* BEGIN RAW RECORDS *

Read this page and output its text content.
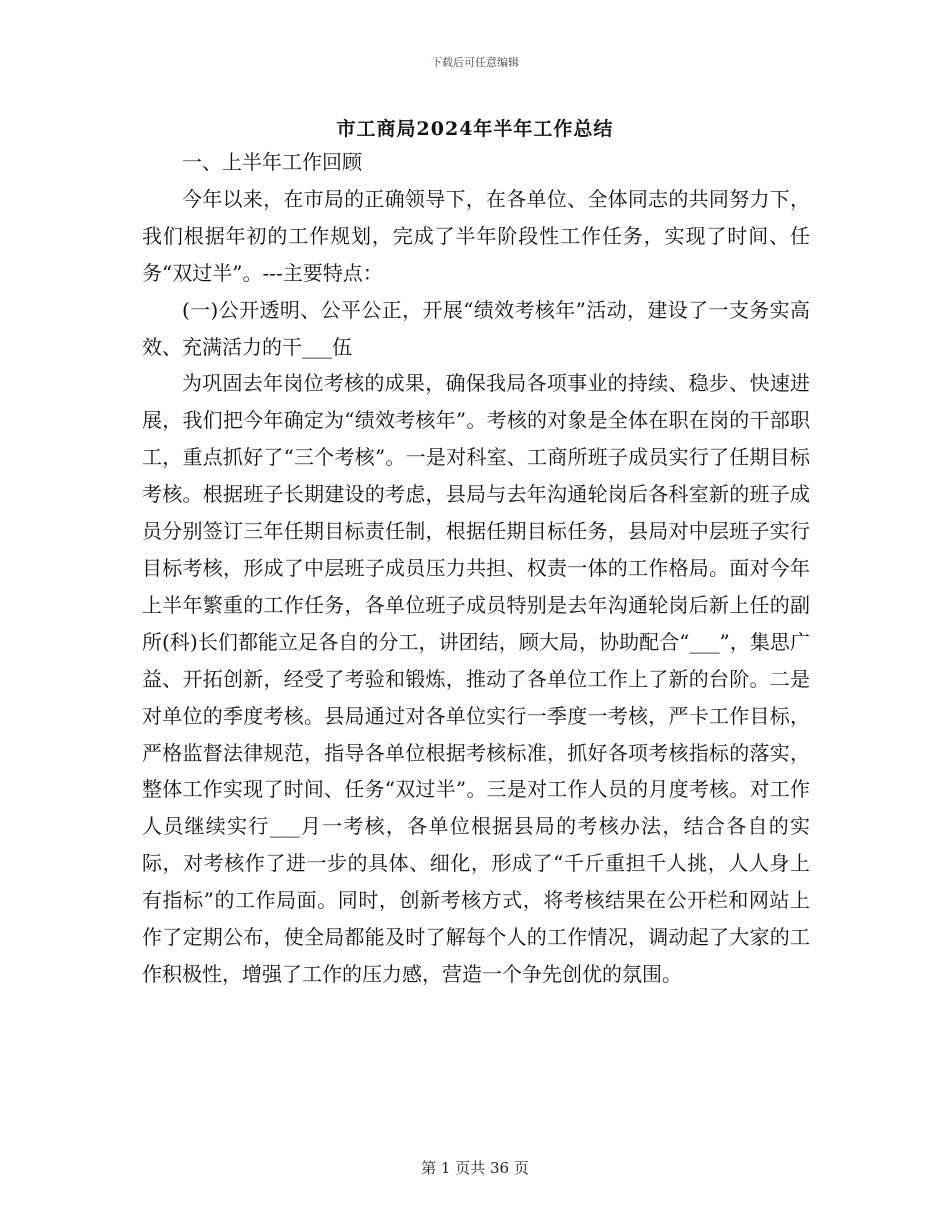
下载后可任意编辑
市工商局2024年半年工作总结

一、上半年工作回顾

今年以来，在市局的正确领导下，在各单位、全体同志的共同努力下，我们根据年初的工作规划，完成了半年阶段性工作任务，实现了时间、任务“双过半”。---主要特点：

(一)公开透明、公平公正，开展“绩效考核年”活动，建设了一支务实高效、充满活力的干___伍

为巩固去年岗位考核的成果，确保我局各项事业的持续、稳步、快速进展，我们把今年确定为“绩效考核年”。考核的对象是全体在职在岗的干部职工，重点抓好了“三个考核”。一是对科室、工商所班子成员实行了任期目标考核。根据班子长期建设的考虑，县局与去年沟通轮岗后各科室新的班子成员分别签订三年任期目标责任制，根据任期目标任务，县局对中层班子实行目标考核，形成了中层班子成员压力共担、权责一体的工作格局。面对今年上半年繁重的工作任务，各单位班子成员特别是去年沟通轮岗后新上任的副所(科)长们都能立足各自的分工，讲团结，顾大局，协助配合“___”，集思广益、开拓创新，经受了考验和锻炼，推动了各单位工作上了新的台阶。二是对单位的季度考核。县局通过对各单位实行一季度一考核，严卡工作目标，严格监督法律规范，指导各单位根据考核标准，抓好各项考核指标的落实，整体工作实现了时间、任务“双过半”。三是对工作人员的月度考核。对工作人员继续实行___月一考核，各单位根据县局的考核办法，结合各自的实际，对考核作了进一步的具体、细化，形成了“千斤重担千人挑，人人身上有指标”的工作局面。同时，创新考核方式，将考核结果在公开栏和网站上作了定期公布，使全局都能及时了解每个人的工作情况，调动起了大家的工作积极性，增强了工作的压力感，营造一个争先创优的氛围。

第 1 页共 36 页
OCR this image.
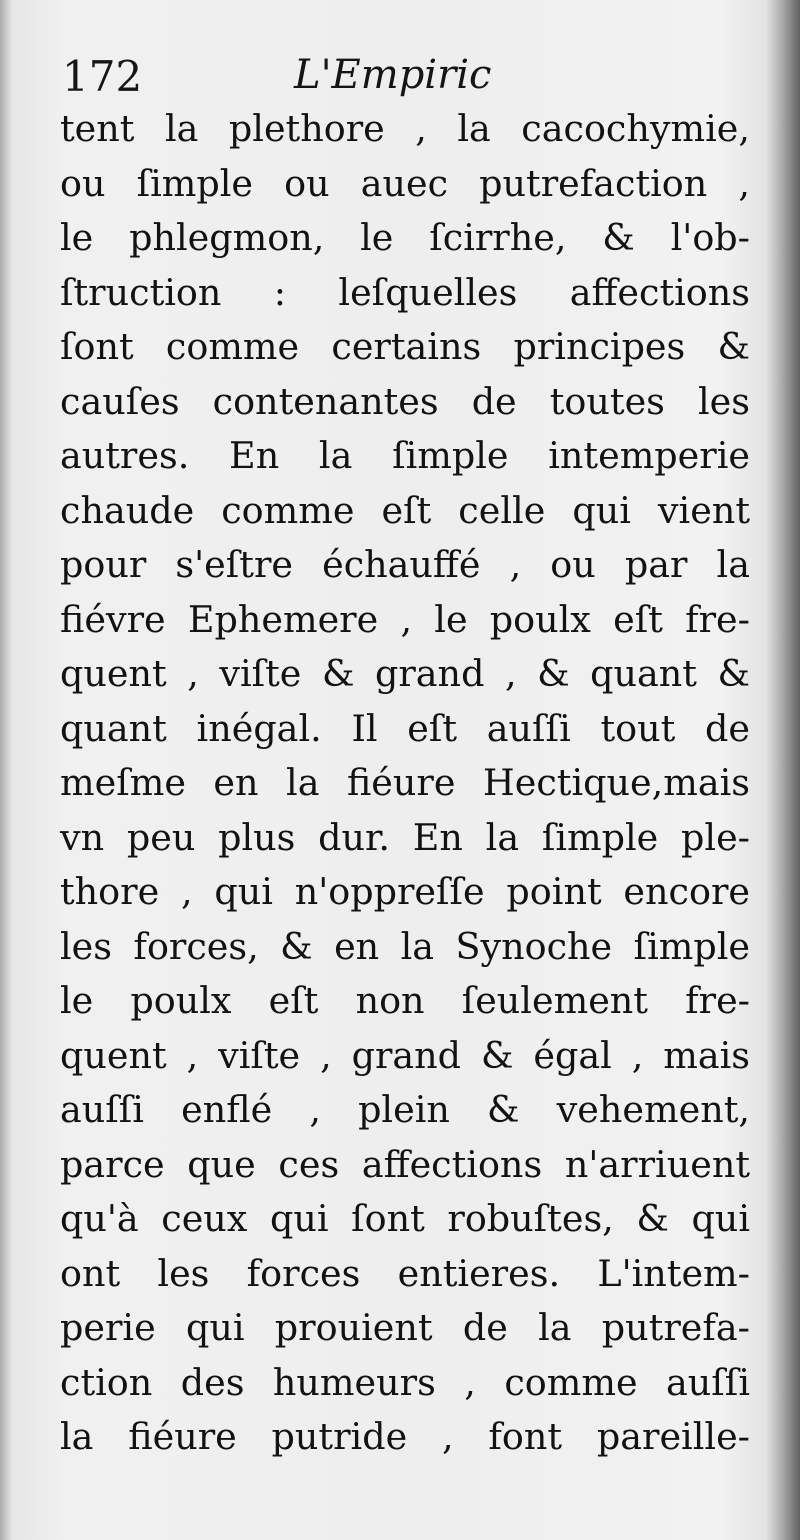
172	L'Empiric
tent la plethore , la cacochymie,
ou ſimple ou auec putrefaction ,
le phlegmon, le ſcirrhe, & l'ob-
ſtruction : leſquelles affections
ſont comme certains principes &
cauſes contenantes de toutes les
autres. En la ſimple intemperie
chaude comme eſt celle qui vient
pour s'eſtre échauffé , ou par la
fiévre Ephemere , le poulx eſt fre-
quent , viſte & grand , & quant &
quant inégal. Il eſt auſſi tout de
meſme en la fiéure Hectique,mais
vn peu plus dur. En la ſimple ple-
thore , qui n'oppreſſe point encore
les forces, & en la Synoche ſimple
le poulx eſt non ſeulement fre-
quent , viſte , grand & égal , mais
auſſi enflé , plein & vehement,
parce que ces affections n'arriuent
qu'à ceux qui ſont robuſtes, & qui
ont les forces entieres. L'intem-
perie qui prouient de la putrefa-
ction des humeurs , comme auſſi
la fiéure putride , font pareille-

* END RAW RECORDS *

Return from the data every line that holds "fiéure".

● **WRITTEN REPLY**
meſme en la fiéure Hectique,mais
la fiéure putride , font pareille-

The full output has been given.